◆ **EXERCISE REQUIREMENTS**
In the listing below, locate the lines that hold the string "ожидания". Copy those lines.

◆ **ITEMS**

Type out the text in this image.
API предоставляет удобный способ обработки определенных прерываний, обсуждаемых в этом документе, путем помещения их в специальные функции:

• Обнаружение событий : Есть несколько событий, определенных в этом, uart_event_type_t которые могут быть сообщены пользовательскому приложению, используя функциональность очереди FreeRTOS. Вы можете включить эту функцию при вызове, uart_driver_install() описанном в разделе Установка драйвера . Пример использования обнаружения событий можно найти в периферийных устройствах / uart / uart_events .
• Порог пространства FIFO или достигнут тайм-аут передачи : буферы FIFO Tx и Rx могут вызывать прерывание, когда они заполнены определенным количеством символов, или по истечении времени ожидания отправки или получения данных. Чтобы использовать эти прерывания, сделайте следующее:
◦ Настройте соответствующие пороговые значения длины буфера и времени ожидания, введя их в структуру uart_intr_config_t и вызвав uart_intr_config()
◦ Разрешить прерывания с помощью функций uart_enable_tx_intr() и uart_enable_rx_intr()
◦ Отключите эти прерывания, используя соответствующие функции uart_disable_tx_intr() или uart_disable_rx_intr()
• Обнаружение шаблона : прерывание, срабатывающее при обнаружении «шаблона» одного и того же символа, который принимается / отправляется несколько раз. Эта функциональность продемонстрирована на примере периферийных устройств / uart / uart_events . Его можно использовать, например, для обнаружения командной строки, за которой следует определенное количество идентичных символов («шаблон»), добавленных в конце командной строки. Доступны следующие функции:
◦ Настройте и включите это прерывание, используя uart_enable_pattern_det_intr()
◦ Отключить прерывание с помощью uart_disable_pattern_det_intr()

◆ **WRITTEN SOLUTION**
• Порог пространства FIFO или достигнут тайм-аут передачи : буферы FIFO Tx и Rx могут вызывать прерывание, когда они заполнены определенным количеством символов, или по истечении времени ожидания отправки или получения данных. Чтобы использовать эти прерывания, сделайте следующее:
◦ Настройте соответствующие пороговые значения длины буфера и времени ожидания, введя их в структуру uart_intr_config_t и вызвав uart_intr_config()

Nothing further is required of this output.